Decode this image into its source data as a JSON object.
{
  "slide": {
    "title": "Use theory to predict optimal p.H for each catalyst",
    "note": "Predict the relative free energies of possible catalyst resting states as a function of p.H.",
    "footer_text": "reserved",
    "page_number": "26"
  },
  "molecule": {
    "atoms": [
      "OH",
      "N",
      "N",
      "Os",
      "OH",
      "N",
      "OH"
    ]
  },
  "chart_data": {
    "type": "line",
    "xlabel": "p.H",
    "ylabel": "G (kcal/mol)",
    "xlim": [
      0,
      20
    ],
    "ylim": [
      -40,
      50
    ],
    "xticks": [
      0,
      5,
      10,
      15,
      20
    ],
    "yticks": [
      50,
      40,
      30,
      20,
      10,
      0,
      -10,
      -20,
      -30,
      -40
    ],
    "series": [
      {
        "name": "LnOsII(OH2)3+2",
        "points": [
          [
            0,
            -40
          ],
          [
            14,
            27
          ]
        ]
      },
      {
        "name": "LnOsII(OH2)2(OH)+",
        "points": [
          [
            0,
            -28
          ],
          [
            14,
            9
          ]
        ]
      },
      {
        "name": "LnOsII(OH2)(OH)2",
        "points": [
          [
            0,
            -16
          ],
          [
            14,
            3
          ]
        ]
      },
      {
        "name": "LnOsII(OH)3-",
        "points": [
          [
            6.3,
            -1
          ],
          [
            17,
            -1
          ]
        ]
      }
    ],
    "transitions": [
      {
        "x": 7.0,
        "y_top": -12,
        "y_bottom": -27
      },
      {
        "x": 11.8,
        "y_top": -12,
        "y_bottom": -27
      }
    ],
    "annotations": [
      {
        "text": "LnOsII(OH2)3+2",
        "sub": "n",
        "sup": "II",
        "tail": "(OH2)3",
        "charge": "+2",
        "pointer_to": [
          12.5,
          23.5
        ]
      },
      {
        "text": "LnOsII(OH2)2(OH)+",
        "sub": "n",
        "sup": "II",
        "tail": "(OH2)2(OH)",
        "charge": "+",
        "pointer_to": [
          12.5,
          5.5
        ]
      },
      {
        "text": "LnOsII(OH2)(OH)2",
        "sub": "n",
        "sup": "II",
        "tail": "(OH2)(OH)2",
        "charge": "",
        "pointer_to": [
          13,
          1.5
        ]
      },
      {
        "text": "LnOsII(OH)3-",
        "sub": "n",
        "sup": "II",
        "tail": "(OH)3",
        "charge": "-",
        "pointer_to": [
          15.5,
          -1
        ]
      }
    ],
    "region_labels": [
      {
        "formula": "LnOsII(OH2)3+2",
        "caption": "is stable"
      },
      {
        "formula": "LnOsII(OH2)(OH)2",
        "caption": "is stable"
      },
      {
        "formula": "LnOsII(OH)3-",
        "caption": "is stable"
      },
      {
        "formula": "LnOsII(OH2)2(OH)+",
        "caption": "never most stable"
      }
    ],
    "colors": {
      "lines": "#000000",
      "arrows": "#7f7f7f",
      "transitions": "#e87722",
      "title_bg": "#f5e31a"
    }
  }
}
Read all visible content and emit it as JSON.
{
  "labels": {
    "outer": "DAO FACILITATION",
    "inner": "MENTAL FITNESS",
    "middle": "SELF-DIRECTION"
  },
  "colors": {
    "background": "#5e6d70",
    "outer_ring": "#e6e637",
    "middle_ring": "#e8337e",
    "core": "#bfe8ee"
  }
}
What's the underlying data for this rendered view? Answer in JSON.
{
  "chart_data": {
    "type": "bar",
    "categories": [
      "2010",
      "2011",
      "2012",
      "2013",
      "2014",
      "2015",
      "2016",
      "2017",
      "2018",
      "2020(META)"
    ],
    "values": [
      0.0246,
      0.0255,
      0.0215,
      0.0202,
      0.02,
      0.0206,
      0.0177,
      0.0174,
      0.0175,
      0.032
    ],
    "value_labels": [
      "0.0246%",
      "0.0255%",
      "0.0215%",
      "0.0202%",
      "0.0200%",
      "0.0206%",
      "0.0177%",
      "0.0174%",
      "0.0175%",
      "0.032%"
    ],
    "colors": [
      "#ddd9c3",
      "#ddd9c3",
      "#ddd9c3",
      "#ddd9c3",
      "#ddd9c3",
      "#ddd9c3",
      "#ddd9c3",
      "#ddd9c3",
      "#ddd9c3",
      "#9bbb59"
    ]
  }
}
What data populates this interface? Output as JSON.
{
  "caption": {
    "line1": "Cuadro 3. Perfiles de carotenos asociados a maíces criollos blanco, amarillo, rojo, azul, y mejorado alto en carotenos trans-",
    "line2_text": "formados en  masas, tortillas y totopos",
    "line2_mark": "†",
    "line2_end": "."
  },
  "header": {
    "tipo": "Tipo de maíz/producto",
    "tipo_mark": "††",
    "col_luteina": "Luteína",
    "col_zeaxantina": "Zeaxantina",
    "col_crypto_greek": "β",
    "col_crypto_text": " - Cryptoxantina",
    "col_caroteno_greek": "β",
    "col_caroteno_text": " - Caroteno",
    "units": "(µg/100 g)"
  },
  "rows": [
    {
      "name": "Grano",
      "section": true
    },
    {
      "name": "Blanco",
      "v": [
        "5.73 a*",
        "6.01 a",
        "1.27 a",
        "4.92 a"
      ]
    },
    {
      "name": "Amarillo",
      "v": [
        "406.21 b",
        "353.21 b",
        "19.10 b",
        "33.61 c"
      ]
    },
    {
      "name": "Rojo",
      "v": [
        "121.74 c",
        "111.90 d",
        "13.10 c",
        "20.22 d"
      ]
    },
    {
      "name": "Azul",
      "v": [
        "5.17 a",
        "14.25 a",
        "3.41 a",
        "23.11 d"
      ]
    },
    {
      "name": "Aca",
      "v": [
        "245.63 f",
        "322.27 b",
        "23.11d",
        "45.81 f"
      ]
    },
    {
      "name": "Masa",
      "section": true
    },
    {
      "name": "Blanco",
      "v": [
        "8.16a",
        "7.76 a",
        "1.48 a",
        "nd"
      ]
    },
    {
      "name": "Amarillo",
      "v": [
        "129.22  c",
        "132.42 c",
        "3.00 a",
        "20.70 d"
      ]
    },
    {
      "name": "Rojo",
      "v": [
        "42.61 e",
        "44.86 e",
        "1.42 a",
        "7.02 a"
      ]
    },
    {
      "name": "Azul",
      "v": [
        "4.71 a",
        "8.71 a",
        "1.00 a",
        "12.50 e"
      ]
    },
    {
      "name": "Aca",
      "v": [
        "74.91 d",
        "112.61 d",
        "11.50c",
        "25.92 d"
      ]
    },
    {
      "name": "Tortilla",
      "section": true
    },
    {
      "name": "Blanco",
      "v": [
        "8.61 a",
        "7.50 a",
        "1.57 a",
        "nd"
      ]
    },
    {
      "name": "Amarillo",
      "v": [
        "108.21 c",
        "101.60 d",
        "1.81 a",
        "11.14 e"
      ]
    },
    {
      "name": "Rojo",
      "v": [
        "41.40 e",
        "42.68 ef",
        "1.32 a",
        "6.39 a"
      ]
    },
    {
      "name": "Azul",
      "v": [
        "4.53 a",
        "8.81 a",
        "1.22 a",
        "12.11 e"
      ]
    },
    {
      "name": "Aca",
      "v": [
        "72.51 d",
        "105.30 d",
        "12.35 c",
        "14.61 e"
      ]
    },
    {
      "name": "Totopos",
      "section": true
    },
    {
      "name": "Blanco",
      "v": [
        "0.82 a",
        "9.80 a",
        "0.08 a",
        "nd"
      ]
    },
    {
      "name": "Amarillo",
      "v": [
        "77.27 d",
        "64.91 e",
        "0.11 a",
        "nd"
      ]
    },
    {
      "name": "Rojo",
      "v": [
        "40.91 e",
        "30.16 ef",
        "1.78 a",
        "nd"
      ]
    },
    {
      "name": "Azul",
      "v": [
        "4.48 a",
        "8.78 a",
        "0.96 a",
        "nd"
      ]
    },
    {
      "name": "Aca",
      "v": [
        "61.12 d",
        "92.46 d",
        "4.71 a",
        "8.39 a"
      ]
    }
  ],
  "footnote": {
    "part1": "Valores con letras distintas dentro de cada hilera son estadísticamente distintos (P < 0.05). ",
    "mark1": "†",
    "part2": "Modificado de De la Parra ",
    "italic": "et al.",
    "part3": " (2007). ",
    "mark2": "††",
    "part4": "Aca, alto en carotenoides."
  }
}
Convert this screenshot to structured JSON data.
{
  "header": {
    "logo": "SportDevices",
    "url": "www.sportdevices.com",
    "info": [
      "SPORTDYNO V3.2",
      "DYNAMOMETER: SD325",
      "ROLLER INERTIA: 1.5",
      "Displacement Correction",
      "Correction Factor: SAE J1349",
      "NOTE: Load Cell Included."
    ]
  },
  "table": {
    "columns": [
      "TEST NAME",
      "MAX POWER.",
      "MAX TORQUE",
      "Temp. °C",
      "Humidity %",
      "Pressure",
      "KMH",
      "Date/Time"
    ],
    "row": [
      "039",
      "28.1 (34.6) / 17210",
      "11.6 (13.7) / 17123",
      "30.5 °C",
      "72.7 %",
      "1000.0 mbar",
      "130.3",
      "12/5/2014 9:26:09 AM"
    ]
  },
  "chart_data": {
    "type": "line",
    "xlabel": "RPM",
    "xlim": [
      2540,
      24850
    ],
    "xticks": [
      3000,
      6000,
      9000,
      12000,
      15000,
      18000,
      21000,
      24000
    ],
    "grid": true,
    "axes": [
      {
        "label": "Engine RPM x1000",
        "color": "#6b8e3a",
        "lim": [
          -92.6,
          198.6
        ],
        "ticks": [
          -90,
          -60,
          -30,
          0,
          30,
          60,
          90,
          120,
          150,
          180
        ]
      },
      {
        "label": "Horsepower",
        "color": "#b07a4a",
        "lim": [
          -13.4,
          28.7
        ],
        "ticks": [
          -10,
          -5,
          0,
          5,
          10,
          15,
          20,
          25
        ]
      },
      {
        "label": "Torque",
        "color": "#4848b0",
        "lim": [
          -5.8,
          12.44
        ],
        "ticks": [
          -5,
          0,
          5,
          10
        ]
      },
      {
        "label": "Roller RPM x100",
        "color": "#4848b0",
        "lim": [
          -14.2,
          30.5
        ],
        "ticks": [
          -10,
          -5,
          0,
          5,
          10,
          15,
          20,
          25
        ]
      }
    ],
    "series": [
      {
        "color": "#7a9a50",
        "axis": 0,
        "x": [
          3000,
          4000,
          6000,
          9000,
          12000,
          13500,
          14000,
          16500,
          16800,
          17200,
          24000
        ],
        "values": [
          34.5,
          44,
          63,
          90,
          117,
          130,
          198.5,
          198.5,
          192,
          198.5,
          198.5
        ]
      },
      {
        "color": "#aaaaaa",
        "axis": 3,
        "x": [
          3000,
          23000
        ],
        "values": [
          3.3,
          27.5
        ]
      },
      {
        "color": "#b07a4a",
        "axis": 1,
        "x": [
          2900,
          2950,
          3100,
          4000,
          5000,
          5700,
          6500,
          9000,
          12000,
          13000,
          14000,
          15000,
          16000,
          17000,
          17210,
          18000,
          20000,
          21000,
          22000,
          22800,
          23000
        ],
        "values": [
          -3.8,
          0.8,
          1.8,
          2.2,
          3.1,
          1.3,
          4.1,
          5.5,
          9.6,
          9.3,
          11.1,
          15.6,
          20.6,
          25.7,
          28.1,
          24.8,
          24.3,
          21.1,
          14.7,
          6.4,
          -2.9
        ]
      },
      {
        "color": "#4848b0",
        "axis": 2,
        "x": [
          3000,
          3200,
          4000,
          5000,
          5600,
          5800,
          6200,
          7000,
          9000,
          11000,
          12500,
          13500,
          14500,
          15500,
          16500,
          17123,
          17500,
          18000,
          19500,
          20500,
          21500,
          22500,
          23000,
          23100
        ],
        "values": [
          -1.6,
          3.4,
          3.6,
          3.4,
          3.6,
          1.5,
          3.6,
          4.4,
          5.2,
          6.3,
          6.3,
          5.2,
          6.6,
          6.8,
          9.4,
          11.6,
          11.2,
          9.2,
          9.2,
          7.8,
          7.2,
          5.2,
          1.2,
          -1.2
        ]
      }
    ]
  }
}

-=-=-

**Problem to solve:** Display every line of the listing that contains the string "this".

**Task output:**
Decode this image into its source data as a JSON object.
What's the underlying data for this rendered view? Answer in JSON.
What data populates this interface? Output as JSON.
Convert this screenshot to structured JSON data.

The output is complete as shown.